Lines of data
::::

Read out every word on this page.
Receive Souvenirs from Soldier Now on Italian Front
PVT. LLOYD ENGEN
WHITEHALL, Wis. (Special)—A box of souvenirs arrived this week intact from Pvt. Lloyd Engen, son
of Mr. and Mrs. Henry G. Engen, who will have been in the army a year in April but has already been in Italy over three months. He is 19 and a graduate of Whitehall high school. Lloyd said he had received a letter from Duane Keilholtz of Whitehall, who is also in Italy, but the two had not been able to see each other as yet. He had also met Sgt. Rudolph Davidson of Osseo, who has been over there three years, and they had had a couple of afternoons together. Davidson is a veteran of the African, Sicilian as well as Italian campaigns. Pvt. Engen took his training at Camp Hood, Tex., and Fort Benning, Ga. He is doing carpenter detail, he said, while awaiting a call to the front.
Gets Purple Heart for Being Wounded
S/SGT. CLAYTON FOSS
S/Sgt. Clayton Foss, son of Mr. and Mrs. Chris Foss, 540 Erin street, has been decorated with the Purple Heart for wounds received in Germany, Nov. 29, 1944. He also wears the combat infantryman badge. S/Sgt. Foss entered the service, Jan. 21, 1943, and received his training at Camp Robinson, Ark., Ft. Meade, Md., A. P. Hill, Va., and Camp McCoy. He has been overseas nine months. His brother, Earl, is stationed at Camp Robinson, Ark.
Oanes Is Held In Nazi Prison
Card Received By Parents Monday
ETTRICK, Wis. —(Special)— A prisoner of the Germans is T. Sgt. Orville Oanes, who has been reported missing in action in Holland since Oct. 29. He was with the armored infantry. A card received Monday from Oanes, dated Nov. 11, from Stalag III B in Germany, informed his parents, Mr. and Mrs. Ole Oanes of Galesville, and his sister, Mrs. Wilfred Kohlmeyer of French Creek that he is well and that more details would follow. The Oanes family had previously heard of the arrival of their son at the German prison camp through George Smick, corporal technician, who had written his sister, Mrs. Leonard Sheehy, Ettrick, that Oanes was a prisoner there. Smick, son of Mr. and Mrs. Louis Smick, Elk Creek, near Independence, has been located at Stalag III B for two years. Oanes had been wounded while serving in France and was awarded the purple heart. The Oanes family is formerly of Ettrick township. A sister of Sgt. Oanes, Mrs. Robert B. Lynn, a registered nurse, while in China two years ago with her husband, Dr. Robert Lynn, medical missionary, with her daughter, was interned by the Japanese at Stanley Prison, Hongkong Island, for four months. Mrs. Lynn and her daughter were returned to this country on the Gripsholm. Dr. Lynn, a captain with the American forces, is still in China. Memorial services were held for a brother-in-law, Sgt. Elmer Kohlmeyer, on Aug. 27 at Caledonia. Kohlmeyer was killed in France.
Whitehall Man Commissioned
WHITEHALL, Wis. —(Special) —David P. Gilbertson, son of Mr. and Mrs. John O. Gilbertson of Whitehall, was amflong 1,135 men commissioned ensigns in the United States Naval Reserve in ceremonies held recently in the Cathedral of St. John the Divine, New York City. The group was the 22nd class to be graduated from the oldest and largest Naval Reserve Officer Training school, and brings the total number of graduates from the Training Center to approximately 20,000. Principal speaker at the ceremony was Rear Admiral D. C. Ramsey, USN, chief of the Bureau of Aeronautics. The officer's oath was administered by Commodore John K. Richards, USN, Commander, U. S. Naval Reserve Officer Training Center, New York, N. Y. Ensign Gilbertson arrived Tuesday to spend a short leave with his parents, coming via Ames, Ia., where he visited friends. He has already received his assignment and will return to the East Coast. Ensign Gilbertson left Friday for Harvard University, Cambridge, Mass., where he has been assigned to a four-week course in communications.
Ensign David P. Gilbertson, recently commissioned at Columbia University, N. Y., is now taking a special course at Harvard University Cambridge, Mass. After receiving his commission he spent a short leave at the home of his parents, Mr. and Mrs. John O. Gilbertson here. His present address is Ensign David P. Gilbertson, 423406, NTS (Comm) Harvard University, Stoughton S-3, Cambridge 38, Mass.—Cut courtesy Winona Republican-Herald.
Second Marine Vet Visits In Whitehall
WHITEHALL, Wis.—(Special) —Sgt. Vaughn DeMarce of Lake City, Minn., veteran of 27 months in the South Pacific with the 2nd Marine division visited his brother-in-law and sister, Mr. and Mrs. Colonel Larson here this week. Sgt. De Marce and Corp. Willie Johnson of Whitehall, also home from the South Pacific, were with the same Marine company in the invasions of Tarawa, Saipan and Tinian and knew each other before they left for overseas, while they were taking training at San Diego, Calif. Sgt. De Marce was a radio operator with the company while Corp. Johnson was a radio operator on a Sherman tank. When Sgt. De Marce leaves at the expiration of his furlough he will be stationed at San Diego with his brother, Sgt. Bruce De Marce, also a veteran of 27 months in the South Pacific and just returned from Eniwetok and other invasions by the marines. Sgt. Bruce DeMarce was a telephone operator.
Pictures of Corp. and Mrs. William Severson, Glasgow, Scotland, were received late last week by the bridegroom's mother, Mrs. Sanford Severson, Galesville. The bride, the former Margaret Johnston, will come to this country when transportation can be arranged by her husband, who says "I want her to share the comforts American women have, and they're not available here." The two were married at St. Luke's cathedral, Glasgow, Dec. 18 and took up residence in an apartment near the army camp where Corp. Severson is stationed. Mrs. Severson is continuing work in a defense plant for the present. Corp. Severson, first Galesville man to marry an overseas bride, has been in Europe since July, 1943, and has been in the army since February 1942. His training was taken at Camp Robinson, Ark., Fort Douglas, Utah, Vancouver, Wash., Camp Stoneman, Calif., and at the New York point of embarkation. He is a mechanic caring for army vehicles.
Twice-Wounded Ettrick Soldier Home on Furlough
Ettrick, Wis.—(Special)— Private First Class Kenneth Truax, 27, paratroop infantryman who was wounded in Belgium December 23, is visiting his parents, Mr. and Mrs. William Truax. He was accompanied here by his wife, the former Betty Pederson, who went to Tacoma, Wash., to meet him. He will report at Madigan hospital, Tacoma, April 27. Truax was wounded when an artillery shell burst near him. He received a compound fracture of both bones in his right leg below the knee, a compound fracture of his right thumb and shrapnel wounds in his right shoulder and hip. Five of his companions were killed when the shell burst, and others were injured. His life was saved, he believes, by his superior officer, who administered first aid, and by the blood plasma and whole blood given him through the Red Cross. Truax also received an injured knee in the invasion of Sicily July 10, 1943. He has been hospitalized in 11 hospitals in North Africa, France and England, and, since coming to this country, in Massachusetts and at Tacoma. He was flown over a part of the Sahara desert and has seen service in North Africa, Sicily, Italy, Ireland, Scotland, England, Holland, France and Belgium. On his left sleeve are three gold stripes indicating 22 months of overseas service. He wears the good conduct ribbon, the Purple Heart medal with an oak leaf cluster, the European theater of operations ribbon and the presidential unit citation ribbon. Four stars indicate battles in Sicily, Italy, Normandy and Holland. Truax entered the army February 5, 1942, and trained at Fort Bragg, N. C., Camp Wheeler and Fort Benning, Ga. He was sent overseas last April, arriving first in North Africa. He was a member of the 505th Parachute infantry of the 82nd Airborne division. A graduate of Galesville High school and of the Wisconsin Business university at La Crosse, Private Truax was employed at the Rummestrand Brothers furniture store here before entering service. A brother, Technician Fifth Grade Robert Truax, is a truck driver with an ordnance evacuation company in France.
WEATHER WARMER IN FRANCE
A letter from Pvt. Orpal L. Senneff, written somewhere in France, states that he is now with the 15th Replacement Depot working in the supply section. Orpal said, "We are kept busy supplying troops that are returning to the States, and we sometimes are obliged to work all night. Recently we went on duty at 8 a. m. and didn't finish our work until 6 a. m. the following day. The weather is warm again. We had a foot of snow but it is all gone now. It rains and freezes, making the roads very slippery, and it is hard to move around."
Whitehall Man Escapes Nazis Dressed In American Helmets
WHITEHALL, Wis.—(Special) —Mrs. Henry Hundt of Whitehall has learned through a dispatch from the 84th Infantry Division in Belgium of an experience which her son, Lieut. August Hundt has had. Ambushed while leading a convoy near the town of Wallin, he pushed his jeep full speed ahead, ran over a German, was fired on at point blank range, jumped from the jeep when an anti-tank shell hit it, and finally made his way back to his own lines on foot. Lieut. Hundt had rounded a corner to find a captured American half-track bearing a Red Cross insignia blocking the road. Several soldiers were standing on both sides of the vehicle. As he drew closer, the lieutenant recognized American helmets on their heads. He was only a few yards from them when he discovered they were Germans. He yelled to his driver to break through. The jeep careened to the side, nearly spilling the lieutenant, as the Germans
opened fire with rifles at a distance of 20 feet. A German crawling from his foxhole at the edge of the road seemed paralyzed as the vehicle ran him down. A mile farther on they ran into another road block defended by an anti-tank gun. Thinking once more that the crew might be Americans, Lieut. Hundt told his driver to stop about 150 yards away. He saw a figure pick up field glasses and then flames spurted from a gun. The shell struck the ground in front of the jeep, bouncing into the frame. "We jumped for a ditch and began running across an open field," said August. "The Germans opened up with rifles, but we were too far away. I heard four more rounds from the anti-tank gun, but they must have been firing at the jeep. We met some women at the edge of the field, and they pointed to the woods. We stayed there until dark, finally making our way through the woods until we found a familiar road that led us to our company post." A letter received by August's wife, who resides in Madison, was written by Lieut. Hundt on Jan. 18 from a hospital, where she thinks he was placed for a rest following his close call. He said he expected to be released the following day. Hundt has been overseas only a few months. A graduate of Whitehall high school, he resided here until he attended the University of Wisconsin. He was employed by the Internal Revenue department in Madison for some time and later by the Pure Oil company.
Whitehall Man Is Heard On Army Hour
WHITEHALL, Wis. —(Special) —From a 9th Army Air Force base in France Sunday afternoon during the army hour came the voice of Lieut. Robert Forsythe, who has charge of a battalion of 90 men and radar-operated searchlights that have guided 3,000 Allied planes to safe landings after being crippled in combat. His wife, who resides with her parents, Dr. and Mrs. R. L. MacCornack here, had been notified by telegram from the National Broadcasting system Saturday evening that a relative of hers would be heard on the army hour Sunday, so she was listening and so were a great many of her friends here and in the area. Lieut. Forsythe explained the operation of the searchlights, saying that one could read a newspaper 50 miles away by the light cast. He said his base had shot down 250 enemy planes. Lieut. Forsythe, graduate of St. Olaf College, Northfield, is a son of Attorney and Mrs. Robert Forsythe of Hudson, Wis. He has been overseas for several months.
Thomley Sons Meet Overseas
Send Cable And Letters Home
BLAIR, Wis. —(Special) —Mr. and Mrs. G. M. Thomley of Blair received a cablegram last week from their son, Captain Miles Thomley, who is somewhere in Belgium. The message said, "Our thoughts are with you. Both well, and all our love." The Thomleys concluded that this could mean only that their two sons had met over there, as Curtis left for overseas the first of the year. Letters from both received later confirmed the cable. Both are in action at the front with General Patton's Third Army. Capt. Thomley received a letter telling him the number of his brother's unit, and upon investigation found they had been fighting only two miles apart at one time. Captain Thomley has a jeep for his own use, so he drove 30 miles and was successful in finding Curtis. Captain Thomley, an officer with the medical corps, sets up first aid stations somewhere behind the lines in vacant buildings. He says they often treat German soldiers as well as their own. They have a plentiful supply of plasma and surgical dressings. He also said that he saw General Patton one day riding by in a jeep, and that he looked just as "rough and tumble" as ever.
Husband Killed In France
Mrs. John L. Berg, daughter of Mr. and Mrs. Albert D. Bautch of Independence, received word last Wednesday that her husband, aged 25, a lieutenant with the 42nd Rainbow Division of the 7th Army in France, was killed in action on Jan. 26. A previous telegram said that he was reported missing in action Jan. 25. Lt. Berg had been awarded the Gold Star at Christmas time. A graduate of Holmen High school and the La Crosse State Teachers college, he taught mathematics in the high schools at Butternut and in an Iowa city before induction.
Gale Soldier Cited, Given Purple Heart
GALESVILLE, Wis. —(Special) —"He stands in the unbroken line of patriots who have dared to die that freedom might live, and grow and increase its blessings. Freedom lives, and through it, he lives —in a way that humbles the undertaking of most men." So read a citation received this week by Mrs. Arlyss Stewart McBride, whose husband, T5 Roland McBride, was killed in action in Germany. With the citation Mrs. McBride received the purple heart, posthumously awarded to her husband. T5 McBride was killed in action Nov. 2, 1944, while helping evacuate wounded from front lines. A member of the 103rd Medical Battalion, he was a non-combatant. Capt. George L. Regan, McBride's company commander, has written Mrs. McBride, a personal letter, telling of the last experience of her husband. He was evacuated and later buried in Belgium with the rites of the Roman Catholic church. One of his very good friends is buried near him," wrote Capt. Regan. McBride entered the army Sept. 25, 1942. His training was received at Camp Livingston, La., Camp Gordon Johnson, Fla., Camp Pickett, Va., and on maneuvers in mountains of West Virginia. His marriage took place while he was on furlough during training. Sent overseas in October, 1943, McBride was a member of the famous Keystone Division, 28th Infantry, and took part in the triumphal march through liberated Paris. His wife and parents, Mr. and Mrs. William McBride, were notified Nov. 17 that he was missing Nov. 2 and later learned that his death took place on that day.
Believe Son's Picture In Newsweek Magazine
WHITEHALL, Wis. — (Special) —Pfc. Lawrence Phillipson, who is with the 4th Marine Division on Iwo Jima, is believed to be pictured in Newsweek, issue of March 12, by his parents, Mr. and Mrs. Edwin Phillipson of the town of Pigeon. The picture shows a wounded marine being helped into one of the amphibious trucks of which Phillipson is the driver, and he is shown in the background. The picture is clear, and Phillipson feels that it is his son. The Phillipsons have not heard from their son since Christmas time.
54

::::

# [Directions for this task]
Exactly how many lines of the listing above contain the string "word"? Give no more than the number.

# [Complete answer]
2